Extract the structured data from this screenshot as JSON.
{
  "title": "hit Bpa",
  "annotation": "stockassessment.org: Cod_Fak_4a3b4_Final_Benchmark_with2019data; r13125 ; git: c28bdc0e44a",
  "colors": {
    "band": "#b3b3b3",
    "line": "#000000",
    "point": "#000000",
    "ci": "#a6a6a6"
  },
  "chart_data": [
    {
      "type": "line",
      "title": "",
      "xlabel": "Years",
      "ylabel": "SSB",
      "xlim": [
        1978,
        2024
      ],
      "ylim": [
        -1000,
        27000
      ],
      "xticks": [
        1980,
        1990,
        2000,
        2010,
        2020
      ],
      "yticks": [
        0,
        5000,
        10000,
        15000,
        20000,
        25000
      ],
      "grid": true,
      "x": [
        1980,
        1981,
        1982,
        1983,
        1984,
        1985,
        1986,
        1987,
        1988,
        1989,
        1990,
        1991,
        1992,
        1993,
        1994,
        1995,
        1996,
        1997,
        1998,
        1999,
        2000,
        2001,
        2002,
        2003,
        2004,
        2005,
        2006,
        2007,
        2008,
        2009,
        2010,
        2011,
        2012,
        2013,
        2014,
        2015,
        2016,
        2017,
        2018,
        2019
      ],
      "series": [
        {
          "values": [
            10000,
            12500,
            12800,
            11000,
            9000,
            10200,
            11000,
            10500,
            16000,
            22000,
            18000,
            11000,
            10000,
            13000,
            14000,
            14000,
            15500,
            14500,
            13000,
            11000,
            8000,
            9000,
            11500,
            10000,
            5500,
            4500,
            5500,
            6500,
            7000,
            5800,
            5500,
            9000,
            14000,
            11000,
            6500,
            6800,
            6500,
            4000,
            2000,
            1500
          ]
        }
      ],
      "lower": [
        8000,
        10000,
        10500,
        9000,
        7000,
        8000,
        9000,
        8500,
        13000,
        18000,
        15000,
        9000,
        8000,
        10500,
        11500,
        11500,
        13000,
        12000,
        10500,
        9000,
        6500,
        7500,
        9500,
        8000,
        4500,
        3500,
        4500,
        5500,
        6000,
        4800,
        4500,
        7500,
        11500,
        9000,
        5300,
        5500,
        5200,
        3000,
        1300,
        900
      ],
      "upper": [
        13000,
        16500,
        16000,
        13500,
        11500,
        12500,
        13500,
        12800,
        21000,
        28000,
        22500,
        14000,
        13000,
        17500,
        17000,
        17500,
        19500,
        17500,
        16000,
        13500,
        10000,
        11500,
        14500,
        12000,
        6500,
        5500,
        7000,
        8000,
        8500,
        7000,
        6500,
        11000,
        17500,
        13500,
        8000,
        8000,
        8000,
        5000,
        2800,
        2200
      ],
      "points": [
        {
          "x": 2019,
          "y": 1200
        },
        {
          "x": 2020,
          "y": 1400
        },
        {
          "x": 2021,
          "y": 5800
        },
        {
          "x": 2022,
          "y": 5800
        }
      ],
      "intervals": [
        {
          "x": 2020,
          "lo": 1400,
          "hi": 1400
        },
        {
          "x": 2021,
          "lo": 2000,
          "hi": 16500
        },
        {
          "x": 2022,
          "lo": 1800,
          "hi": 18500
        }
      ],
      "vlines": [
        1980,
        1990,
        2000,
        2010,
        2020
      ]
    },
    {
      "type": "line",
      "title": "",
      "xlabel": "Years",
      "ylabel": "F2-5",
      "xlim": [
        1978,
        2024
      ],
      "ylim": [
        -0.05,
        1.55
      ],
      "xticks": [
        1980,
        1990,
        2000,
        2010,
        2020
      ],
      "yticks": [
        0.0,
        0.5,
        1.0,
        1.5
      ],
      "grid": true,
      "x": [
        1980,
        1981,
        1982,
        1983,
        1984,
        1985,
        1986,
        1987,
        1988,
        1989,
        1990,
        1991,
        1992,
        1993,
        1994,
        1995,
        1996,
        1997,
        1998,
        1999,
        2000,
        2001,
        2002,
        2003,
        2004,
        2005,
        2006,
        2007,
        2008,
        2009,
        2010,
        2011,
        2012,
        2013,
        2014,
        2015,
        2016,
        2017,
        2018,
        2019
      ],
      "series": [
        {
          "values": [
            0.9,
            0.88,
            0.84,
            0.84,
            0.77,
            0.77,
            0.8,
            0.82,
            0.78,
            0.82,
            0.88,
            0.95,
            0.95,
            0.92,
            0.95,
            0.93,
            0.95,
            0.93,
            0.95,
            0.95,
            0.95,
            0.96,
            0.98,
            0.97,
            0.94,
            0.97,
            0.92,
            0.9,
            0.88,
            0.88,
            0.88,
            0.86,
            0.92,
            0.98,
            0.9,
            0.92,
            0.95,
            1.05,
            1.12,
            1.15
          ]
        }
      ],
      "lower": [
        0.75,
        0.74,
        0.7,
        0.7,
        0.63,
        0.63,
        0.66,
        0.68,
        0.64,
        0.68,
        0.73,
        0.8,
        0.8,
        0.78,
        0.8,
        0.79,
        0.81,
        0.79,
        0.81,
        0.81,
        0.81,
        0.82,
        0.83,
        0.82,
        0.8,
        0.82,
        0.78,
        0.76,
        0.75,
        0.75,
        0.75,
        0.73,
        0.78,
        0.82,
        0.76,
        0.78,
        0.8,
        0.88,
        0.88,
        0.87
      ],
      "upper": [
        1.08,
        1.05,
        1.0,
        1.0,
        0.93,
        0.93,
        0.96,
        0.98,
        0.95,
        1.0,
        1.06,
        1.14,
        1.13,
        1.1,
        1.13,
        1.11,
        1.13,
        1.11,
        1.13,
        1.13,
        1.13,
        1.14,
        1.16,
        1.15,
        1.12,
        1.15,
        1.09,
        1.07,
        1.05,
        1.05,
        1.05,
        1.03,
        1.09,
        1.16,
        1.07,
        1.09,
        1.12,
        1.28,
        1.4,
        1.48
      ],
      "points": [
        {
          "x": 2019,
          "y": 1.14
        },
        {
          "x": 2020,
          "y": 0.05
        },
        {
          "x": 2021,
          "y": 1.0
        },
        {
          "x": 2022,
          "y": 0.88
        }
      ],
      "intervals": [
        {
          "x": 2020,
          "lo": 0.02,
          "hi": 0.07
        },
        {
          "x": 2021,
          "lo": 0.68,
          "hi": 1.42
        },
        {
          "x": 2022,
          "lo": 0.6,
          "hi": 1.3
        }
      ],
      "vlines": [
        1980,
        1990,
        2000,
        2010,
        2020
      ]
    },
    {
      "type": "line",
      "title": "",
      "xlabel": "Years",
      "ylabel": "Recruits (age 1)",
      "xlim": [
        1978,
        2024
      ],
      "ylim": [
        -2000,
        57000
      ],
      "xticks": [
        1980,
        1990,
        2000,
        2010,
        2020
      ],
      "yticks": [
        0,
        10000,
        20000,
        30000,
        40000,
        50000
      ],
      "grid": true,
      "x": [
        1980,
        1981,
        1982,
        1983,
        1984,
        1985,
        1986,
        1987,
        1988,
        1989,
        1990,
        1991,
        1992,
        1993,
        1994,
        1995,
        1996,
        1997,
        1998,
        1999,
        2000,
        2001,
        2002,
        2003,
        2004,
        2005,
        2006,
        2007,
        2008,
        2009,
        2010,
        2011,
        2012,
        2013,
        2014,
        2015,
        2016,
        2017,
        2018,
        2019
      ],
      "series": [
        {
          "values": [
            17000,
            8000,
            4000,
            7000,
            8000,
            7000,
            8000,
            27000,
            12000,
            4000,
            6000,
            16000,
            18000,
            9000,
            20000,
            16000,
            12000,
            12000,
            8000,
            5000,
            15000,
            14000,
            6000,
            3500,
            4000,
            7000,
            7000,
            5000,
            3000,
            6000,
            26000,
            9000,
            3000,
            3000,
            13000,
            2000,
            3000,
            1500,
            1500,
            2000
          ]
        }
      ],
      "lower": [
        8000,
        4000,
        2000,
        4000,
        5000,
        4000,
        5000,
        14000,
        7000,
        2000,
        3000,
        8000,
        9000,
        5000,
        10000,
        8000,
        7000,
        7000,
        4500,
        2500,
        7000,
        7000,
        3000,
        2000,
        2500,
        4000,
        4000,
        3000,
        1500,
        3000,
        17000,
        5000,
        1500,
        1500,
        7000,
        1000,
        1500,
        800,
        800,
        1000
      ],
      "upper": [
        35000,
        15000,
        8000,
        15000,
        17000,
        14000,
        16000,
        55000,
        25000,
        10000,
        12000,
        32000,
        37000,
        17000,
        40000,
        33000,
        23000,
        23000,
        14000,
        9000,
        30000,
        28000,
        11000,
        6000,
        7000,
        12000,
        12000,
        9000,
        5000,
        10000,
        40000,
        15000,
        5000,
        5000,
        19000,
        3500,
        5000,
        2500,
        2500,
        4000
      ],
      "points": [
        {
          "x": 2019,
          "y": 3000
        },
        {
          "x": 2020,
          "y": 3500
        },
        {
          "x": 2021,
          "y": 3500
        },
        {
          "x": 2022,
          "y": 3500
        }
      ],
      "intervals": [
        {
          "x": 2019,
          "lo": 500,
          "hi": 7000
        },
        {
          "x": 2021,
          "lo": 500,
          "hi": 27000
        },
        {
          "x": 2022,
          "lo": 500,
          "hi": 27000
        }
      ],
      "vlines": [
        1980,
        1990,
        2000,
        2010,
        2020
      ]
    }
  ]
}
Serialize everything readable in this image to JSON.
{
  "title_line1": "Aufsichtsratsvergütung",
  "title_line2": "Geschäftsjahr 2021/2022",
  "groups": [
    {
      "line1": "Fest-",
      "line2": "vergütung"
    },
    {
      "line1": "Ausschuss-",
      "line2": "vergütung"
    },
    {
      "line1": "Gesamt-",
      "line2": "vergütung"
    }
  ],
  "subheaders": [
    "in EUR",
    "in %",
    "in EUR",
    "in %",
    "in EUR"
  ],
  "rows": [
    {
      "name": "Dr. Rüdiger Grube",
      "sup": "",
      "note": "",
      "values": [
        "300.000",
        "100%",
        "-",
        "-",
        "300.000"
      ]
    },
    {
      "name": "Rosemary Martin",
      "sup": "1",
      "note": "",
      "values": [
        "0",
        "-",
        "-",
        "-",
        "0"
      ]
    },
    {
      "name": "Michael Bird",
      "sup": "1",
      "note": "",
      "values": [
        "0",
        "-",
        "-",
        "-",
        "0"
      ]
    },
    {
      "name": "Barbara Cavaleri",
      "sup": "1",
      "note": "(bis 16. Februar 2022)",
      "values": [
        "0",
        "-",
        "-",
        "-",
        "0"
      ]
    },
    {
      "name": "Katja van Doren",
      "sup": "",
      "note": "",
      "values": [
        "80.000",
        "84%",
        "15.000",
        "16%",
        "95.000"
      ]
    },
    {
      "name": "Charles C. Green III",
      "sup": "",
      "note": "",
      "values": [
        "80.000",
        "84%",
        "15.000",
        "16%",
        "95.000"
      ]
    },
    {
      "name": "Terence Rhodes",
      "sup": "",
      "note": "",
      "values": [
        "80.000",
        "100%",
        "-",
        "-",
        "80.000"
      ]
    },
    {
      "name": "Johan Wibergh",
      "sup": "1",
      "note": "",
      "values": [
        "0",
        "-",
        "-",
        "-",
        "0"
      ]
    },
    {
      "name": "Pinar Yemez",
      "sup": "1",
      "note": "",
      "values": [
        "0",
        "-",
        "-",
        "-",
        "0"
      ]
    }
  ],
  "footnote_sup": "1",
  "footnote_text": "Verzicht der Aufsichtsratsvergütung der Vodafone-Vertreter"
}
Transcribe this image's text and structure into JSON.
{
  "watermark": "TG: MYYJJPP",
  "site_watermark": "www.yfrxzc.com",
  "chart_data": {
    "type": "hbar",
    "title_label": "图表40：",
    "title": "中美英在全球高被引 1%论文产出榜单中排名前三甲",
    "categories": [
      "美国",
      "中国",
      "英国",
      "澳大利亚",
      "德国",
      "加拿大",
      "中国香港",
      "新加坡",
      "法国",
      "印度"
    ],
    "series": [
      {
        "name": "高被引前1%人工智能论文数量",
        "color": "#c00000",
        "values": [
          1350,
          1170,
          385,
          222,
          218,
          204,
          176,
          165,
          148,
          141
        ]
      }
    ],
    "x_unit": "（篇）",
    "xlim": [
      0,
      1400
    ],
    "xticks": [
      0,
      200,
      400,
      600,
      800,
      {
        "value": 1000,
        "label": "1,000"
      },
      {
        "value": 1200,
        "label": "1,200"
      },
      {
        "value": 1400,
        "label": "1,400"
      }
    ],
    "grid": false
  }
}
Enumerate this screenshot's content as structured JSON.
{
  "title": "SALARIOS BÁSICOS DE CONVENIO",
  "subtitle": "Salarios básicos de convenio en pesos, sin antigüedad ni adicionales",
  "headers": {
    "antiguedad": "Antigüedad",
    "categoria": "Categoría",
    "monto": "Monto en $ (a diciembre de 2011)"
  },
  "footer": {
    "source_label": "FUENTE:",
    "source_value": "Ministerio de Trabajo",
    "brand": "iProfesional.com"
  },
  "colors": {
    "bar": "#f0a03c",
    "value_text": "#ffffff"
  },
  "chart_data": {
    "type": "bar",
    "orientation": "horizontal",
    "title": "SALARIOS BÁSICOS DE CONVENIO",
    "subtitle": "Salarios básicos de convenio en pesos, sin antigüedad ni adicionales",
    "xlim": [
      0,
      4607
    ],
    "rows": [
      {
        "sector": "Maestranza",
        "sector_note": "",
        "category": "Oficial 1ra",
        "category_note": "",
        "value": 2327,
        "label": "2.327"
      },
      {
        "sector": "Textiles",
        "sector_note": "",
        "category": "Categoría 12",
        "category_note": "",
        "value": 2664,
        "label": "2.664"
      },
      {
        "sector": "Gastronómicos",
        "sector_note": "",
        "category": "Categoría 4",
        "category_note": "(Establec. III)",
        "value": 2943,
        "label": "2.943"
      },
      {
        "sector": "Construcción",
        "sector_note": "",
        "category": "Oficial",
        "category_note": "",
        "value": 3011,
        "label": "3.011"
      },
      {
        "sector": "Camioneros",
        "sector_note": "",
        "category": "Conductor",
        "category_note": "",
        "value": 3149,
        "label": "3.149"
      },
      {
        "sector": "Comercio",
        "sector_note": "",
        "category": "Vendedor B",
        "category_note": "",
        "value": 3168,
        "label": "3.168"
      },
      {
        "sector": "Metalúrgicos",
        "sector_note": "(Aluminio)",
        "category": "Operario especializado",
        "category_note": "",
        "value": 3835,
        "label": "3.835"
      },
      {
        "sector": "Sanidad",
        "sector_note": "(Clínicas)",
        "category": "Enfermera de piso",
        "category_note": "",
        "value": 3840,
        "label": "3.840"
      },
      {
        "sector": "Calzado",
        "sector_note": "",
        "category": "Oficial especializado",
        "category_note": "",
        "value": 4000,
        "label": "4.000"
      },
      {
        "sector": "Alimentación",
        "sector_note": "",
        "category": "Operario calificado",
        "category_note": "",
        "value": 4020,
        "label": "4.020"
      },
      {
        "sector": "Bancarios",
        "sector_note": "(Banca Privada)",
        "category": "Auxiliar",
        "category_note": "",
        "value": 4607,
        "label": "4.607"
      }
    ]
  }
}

→ What you will do:
Going through the lines above one by one, tally those with the word "especializado" and give only the total.

→ Solution to this task:
2